▸ **Task statement**
Print the records below word for word, but leave out the pictures.

▸ **Data for this exercise**
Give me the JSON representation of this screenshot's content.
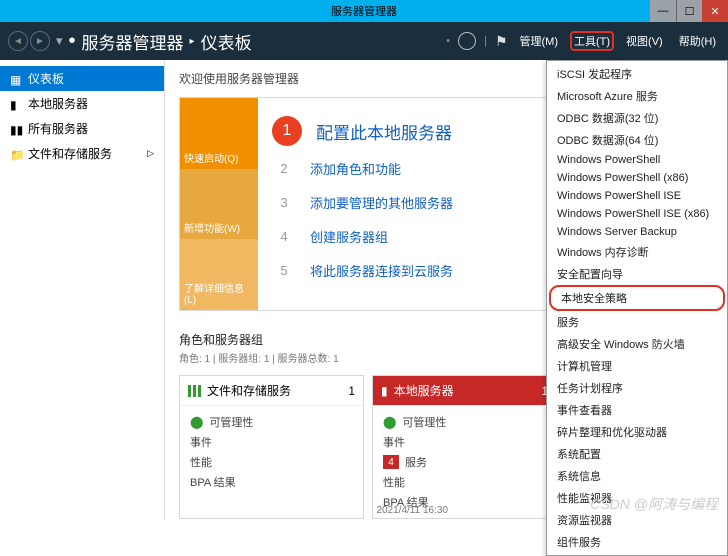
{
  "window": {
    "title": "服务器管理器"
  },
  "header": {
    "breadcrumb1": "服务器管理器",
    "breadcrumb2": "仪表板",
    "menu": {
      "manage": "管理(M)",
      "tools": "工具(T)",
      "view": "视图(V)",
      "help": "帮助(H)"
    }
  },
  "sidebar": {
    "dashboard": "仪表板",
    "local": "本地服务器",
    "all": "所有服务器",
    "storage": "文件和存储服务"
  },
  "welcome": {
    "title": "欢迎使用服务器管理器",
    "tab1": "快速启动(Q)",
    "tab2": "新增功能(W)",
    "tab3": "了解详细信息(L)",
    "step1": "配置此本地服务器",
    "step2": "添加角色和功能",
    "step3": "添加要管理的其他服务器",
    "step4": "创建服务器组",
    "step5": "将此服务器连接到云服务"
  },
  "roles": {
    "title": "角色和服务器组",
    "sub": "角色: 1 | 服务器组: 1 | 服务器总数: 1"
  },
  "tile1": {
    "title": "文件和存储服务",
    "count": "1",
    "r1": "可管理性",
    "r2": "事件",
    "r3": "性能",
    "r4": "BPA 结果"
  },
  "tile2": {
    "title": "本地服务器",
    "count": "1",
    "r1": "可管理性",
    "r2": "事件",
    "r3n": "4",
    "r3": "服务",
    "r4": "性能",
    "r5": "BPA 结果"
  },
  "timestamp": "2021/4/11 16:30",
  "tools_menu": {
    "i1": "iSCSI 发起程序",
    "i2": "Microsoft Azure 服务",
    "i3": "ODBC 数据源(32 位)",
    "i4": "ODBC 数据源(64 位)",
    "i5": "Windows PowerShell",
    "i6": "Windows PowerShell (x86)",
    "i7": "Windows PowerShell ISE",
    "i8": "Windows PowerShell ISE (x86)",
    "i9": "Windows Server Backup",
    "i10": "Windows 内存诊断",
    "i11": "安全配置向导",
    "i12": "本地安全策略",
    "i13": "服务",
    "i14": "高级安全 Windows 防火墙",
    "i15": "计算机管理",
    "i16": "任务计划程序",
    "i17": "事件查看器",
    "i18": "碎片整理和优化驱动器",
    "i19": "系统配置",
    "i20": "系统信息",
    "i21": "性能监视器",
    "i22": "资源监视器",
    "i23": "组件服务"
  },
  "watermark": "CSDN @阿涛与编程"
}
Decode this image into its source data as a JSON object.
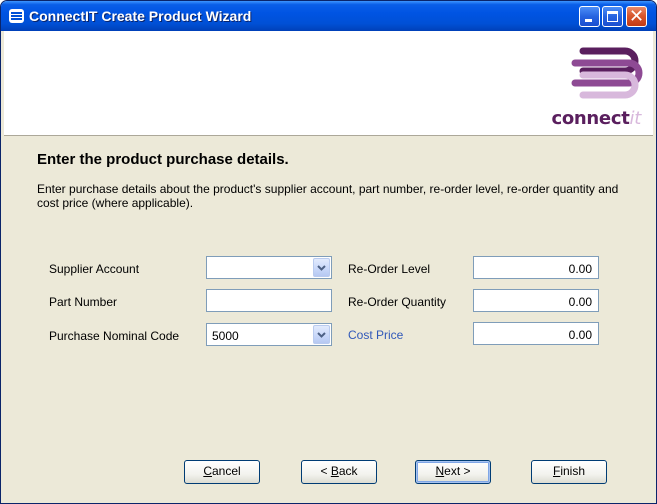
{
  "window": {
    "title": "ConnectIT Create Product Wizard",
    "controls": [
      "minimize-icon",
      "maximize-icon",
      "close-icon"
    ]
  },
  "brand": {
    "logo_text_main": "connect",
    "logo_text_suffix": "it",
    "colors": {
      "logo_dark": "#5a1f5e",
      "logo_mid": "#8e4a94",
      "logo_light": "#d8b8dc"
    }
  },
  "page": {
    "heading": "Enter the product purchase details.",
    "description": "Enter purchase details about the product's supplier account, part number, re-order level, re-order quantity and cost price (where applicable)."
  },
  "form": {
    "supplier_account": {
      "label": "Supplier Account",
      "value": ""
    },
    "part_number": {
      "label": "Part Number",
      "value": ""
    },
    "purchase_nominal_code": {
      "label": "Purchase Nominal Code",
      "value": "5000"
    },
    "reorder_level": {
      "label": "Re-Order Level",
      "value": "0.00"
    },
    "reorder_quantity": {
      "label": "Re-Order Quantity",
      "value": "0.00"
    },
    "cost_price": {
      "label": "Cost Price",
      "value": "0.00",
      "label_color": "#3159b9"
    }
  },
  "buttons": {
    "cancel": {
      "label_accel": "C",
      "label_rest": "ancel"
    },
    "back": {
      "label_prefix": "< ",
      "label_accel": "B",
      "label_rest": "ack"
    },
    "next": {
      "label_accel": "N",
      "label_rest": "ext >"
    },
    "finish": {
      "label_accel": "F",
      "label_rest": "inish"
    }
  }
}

▸ **Written answer**
Give me the JSON representation of this screenshot's content.
{
  "window": {
    "title": "服务器管理器"
  },
  "header": {
    "breadcrumb1": "服务器管理器",
    "breadcrumb2": "仪表板",
    "menu": {
      "manage": "管理(M)",
      "tools": "工具(T)",
      "view": "视图(V)",
      "help": "帮助(H)"
    }
  },
  "sidebar": {
    "dashboard": "仪表板",
    "local": "本地服务器",
    "all": "所有服务器",
    "storage": "文件和存储服务"
  },
  "welcome": {
    "title": "欢迎使用服务器管理器",
    "tab1": "快速启动(Q)",
    "tab2": "新增功能(W)",
    "tab3": "了解详细信息(L)",
    "step1": "配置此本地服务器",
    "step2": "添加角色和功能",
    "step3": "添加要管理的其他服务器",
    "step4": "创建服务器组",
    "step5": "将此服务器连接到云服务"
  },
  "roles": {
    "title": "角色和服务器组",
    "sub": "角色: 1 | 服务器组: 1 | 服务器总数: 1"
  },
  "tile1": {
    "title": "文件和存储服务",
    "count": "1",
    "r1": "可管理性",
    "r2": "事件",
    "r3": "性能",
    "r4": "BPA 结果"
  },
  "tile2": {
    "title": "本地服务器",
    "count": "1",
    "r1": "可管理性",
    "r2": "事件",
    "r3n": "4",
    "r3": "服务",
    "r4": "性能",
    "r5": "BPA 结果"
  },
  "timestamp": "2021/4/11 16:30",
  "tools_menu": {
    "i1": "iSCSI 发起程序",
    "i2": "Microsoft Azure 服务",
    "i3": "ODBC 数据源(32 位)",
    "i4": "ODBC 数据源(64 位)",
    "i5": "Windows PowerShell",
    "i6": "Windows PowerShell (x86)",
    "i7": "Windows PowerShell ISE",
    "i8": "Windows PowerShell ISE (x86)",
    "i9": "Windows Server Backup",
    "i10": "Windows 内存诊断",
    "i11": "安全配置向导",
    "i12": "本地安全策略",
    "i13": "服务",
    "i14": "高级安全 Windows 防火墙",
    "i15": "计算机管理",
    "i16": "任务计划程序",
    "i17": "事件查看器",
    "i18": "碎片整理和优化驱动器",
    "i19": "系统配置",
    "i20": "系统信息",
    "i21": "性能监视器",
    "i22": "资源监视器",
    "i23": "组件服务"
  },
  "watermark": "CSDN @阿涛与编程"
}
Decode this image into its source data as a JSON object.
{
  "window": {
    "title": "ConnectIT Create Product Wizard",
    "controls": [
      "minimize-icon",
      "maximize-icon",
      "close-icon"
    ]
  },
  "brand": {
    "logo_text_main": "connect",
    "logo_text_suffix": "it",
    "colors": {
      "logo_dark": "#5a1f5e",
      "logo_mid": "#8e4a94",
      "logo_light": "#d8b8dc"
    }
  },
  "page": {
    "heading": "Enter the product purchase details.",
    "description": "Enter purchase details about the product's supplier account, part number, re-order level, re-order quantity and cost price (where applicable)."
  },
  "form": {
    "supplier_account": {
      "label": "Supplier Account",
      "value": ""
    },
    "part_number": {
      "label": "Part Number",
      "value": ""
    },
    "purchase_nominal_code": {
      "label": "Purchase Nominal Code",
      "value": "5000"
    },
    "reorder_level": {
      "label": "Re-Order Level",
      "value": "0.00"
    },
    "reorder_quantity": {
      "label": "Re-Order Quantity",
      "value": "0.00"
    },
    "cost_price": {
      "label": "Cost Price",
      "value": "0.00",
      "label_color": "#3159b9"
    }
  },
  "buttons": {
    "cancel": {
      "label_accel": "C",
      "label_rest": "ancel"
    },
    "back": {
      "label_prefix": "< ",
      "label_accel": "B",
      "label_rest": "ack"
    },
    "next": {
      "label_accel": "N",
      "label_rest": "ext >"
    },
    "finish": {
      "label_accel": "F",
      "label_rest": "inish"
    }
  }
}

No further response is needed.